### Entries provided

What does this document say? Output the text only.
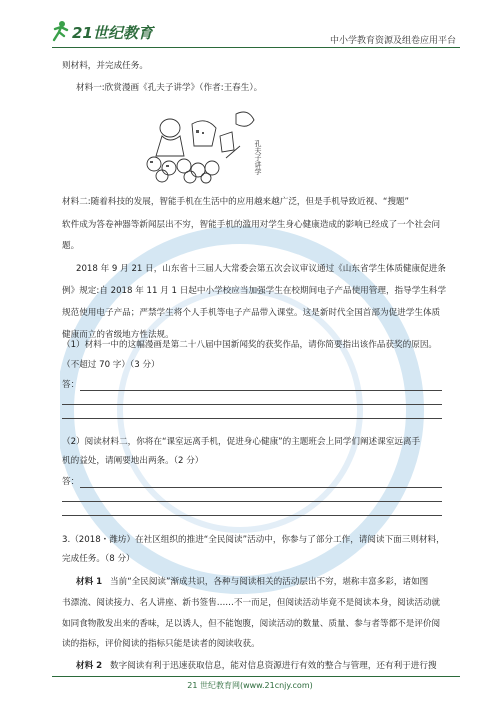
21世纪教育	中小学教育资源及组卷应用平台
则材料，并完成任务。
材料一:欣赏漫画《孔夫子讲学》（作者:王春生）。
孔夫子讲学
材料二:随着科技的发展，智能手机在生活中的应用越来越广泛，但是手机导致近视、“搜题”
软件成为答卷神器等新闻层出不穷，智能手机的滥用对学生身心健康造成的影响已经成了一个社会问
题。
2018 年 9 月 21 日，山东省十三届人大常委会第五次会议审议通过《山东省学生体质健康促进条
例》规定:自 2018 年 11 月 1 日起中小学校应当加强学生在校期间电子产品使用管理，指导学生科学
规范使用电子产品；严禁学生将个人手机等电子产品带入课堂。这是新时代全国首部为促进学生体质
健康而立的省级地方性法规。
（1）材料一中的这幅漫画是第二十八届中国新闻奖的获奖作品，请你简要指出该作品获奖的原因。
（不超过 70 字）（3 分）
答：
（2）阅读材料二，你将在“课室远离手机，促进身心健康”的主题班会上同学们阐述课室远离手
机的益处，请阐要地出两条。（2 分）
答：
3.（2018・潍坊）在社区组织的推进“全民阅读”活动中，你参与了部分工作，请阅读下面三则材料，
完成任务。（8 分）
材料 1 当前“全民阅读”渐成共识，各种与阅读相关的活动层出不穷，堪称丰富多彩，诸如图
书漂流、阅读接力、名人讲座、新书签售……不一而足，但阅读活动毕竟不是阅读本身，阅读活动就
如同食物散发出来的香味，足以诱人，但不能饱腹，阅读活动的数量、质量、参与者等都不是评价阅
读的指标，评价阅读的指标只能是读者的阅读收获。
材料 2 数字阅读有利于迅速获取信息，能对信息资源进行有效的整合与管理，还有利于进行搜
21 世纪教育网(www.21cnjy.com)
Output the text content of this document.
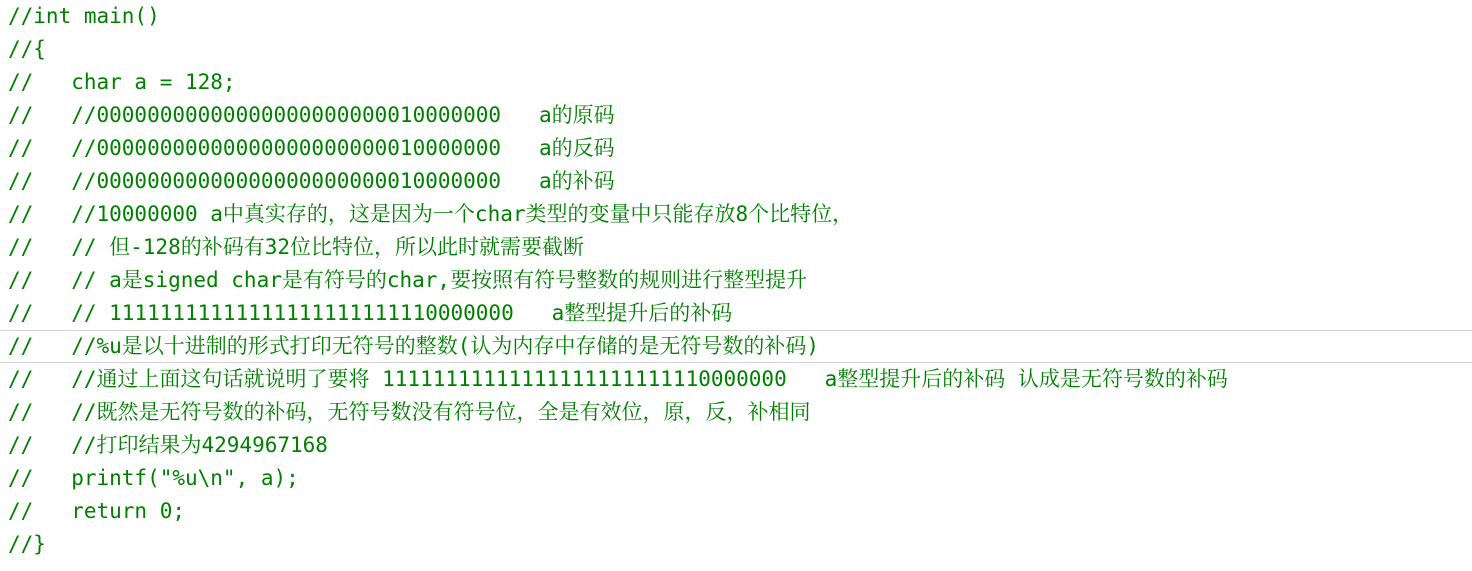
//int main()
//{
//   char a = 128;
//   //00000000000000000000000010000000   a的原码
//   //00000000000000000000000010000000   a的反码
//   //00000000000000000000000010000000   a的补码
//   //10000000 a中真实存的，这是因为一个char类型的变量中只能存放8个比特位，
//   // 但-128的补码有32位比特位，所以此时就需要截断
//   // a是signed char是有符号的char,要按照有符号整数的规则进行整型提升
//   // 11111111111111111111111110000000   a整型提升后的补码
//   //%u是以十进制的形式打印无符号的整数(认为内存中存储的是无符号数的补码)
//   //通过上面这句话就说明了要将 11111111111111111111111110000000   a整型提升后的补码 认成是无符号数的补码
//   //既然是无符号数的补码，无符号数没有符号位，全是有效位，原，反，补相同
//   //打印结果为4294967168
//   printf("%u\n", a);
//   return 0;
//}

### Instructions to follow
Extract word for word every line from the line that contains "Output the text content of this document." to the final line of the data, both included, and nothing else; skip the pictures.

### Finished exercise
Output the text content of this document.
//int main()
//{
//   char a = 128;
//   //00000000000000000000000010000000   a的原码
//   //00000000000000000000000010000000   a的反码
//   //00000000000000000000000010000000   a的补码
//   //10000000 a中真实存的，这是因为一个char类型的变量中只能存放8个比特位，
//   // 但-128的补码有32位比特位，所以此时就需要截断
//   // a是signed char是有符号的char,要按照有符号整数的规则进行整型提升
//   // 11111111111111111111111110000000   a整型提升后的补码
//   //%u是以十进制的形式打印无符号的整数(认为内存中存储的是无符号数的补码)
//   //通过上面这句话就说明了要将 11111111111111111111111110000000   a整型提升后的补码 认成是无符号数的补码
//   //既然是无符号数的补码，无符号数没有符号位，全是有效位，原，反，补相同
//   //打印结果为4294967168
//   printf("%u\n", a);
//   return 0;
//}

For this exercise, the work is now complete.